*YOUR INSTRUCTIONS*:
Return a copy of each line that holds the string "JSON".

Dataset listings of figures
>> Start

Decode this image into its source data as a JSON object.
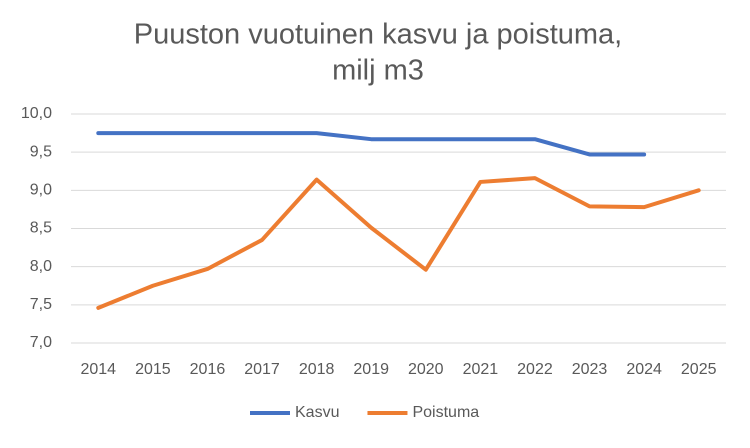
{
  "chart_data": {
    "type": "line",
    "title": [
      "Puuston vuotuinen kasvu ja poistuma,",
      "milj m3"
    ],
    "categories": [
      "2014",
      "2015",
      "2016",
      "2017",
      "2018",
      "2019",
      "2020",
      "2021",
      "2022",
      "2023",
      "2024",
      "2025"
    ],
    "series": [
      {
        "name": "Kasvu",
        "color": "#4472c4",
        "values": [
          9.75,
          9.75,
          9.75,
          9.75,
          9.75,
          9.67,
          9.67,
          9.67,
          9.67,
          9.47,
          9.47,
          null
        ]
      },
      {
        "name": "Poistuma",
        "color": "#ed7d31",
        "values": [
          7.46,
          7.75,
          7.97,
          8.35,
          9.14,
          8.51,
          7.96,
          9.11,
          9.16,
          8.79,
          8.78,
          9.0
        ]
      }
    ],
    "ylim": [
      7,
      10
    ],
    "yticks": [
      {
        "value": 7,
        "label": "7,0"
      },
      {
        "value": 7.5,
        "label": "7,5"
      },
      {
        "value": 8,
        "label": "8,0"
      },
      {
        "value": 8.5,
        "label": "8,5"
      },
      {
        "value": 9,
        "label": "9,0"
      },
      {
        "value": 9.5,
        "label": "9,5"
      },
      {
        "value": 10,
        "label": "10,0"
      }
    ],
    "grid": true,
    "legend": "bottom"
  }
}
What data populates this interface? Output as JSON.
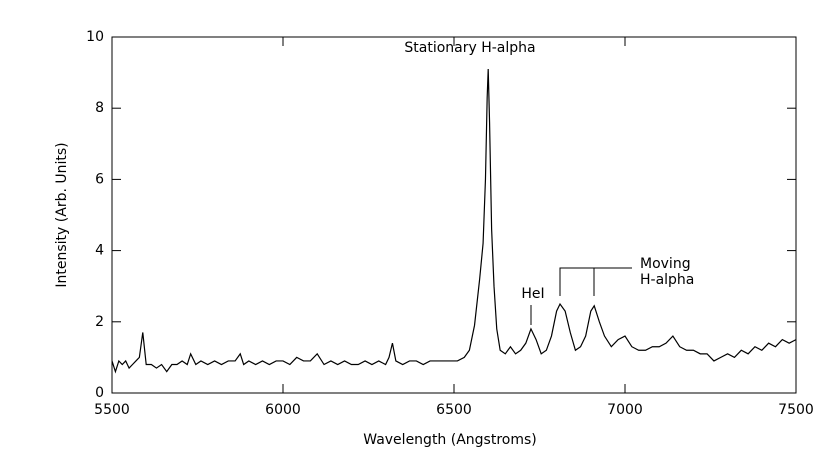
{
  "chart_data": {
    "type": "line",
    "xlabel": "Wavelength (Angstroms)",
    "ylabel": "Intensity (Arb. Units)",
    "annotations": [
      "Stationary H-alpha",
      "HeI",
      "Moving",
      "H-alpha"
    ],
    "color": "#000000",
    "xlim": [
      5500,
      7500
    ],
    "xticks": [
      5500,
      6000,
      6500,
      7000,
      7500
    ],
    "ylim": [
      0,
      10
    ],
    "yticks": [
      0,
      2,
      4,
      6,
      8,
      10
    ],
    "grid": false,
    "x": [
      5500,
      5510,
      5520,
      5530,
      5540,
      5550,
      5560,
      5570,
      5580,
      5590,
      5600,
      5615,
      5630,
      5645,
      5660,
      5675,
      5690,
      5705,
      5720,
      5730,
      5745,
      5760,
      5780,
      5800,
      5820,
      5840,
      5860,
      5875,
      5885,
      5900,
      5920,
      5940,
      5960,
      5980,
      6000,
      6020,
      6040,
      6060,
      6080,
      6100,
      6120,
      6140,
      6160,
      6180,
      6200,
      6220,
      6240,
      6260,
      6280,
      6300,
      6310,
      6320,
      6330,
      6350,
      6370,
      6390,
      6410,
      6430,
      6450,
      6470,
      6490,
      6510,
      6530,
      6545,
      6560,
      6575,
      6585,
      6592,
      6597,
      6600,
      6604,
      6610,
      6617,
      6625,
      6635,
      6650,
      6665,
      6680,
      6695,
      6710,
      6725,
      6740,
      6755,
      6770,
      6785,
      6800,
      6810,
      6825,
      6840,
      6855,
      6870,
      6885,
      6900,
      6910,
      6925,
      6940,
      6960,
      6980,
      7000,
      7020,
      7040,
      7060,
      7080,
      7100,
      7120,
      7140,
      7160,
      7180,
      7200,
      7220,
      7240,
      7260,
      7280,
      7300,
      7320,
      7340,
      7360,
      7380,
      7400,
      7420,
      7440,
      7460,
      7480,
      7500
    ],
    "values": [
      0.9,
      0.6,
      0.9,
      0.8,
      0.9,
      0.7,
      0.8,
      0.9,
      1.0,
      1.7,
      0.8,
      0.8,
      0.7,
      0.8,
      0.6,
      0.8,
      0.8,
      0.9,
      0.8,
      1.1,
      0.8,
      0.9,
      0.8,
      0.9,
      0.8,
      0.9,
      0.9,
      1.1,
      0.8,
      0.9,
      0.8,
      0.9,
      0.8,
      0.9,
      0.9,
      0.8,
      1.0,
      0.9,
      0.9,
      1.1,
      0.8,
      0.9,
      0.8,
      0.9,
      0.8,
      0.8,
      0.9,
      0.8,
      0.9,
      0.8,
      1.0,
      1.4,
      0.9,
      0.8,
      0.9,
      0.9,
      0.8,
      0.9,
      0.9,
      0.9,
      0.9,
      0.9,
      1.0,
      1.2,
      1.9,
      3.2,
      4.2,
      6.0,
      8.3,
      9.1,
      7.6,
      4.6,
      3.0,
      1.8,
      1.2,
      1.1,
      1.3,
      1.1,
      1.2,
      1.4,
      1.8,
      1.5,
      1.1,
      1.2,
      1.6,
      2.3,
      2.5,
      2.3,
      1.7,
      1.2,
      1.3,
      1.6,
      2.3,
      2.45,
      2.0,
      1.6,
      1.3,
      1.5,
      1.6,
      1.3,
      1.2,
      1.2,
      1.3,
      1.3,
      1.4,
      1.6,
      1.3,
      1.2,
      1.2,
      1.1,
      1.1,
      0.9,
      1.0,
      1.1,
      1.0,
      1.2,
      1.1,
      1.3,
      1.2,
      1.4,
      1.3,
      1.5,
      1.4,
      1.5
    ]
  }
}
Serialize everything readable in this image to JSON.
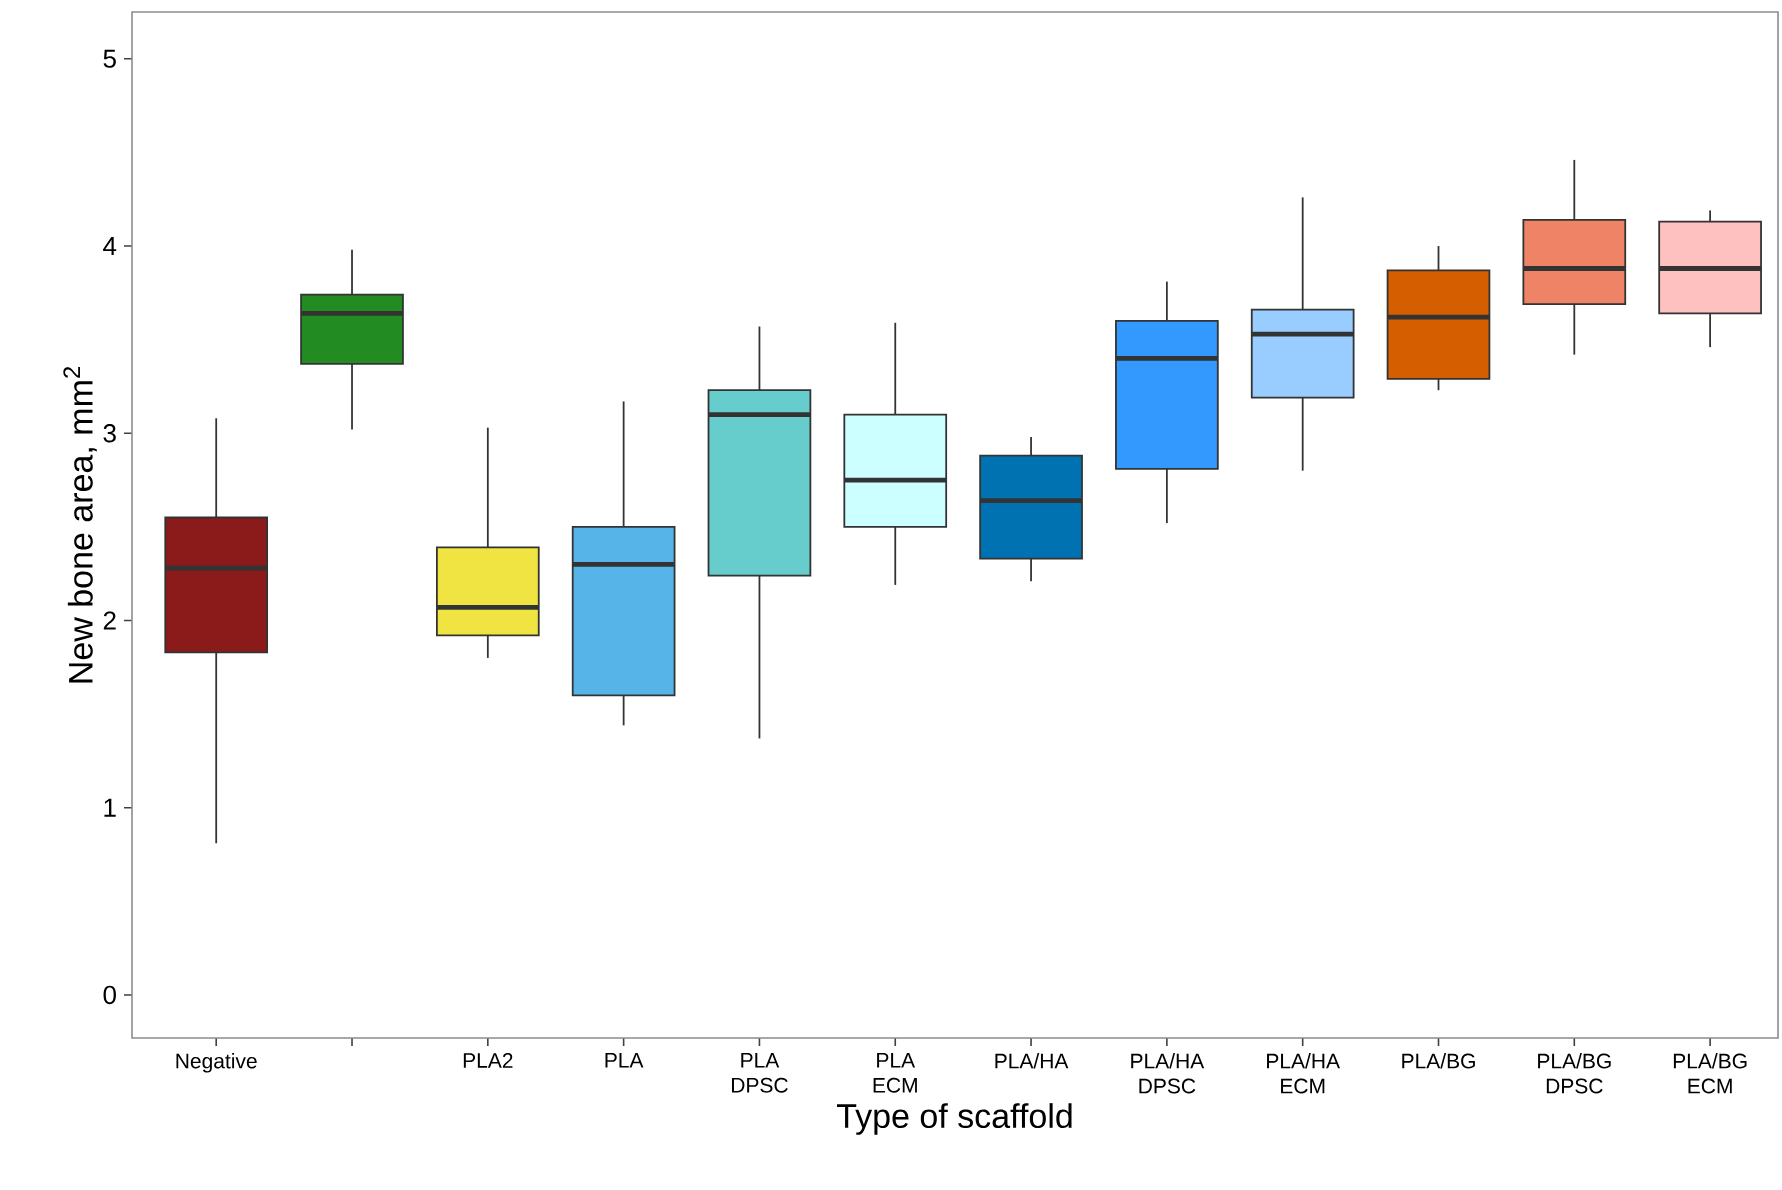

>> End

*CORRECT OUTPUT*:
Decode this image into its source data as a JSON object.
What data populates this interface? Output as JSON.
Serialize everything readable in this image to JSON.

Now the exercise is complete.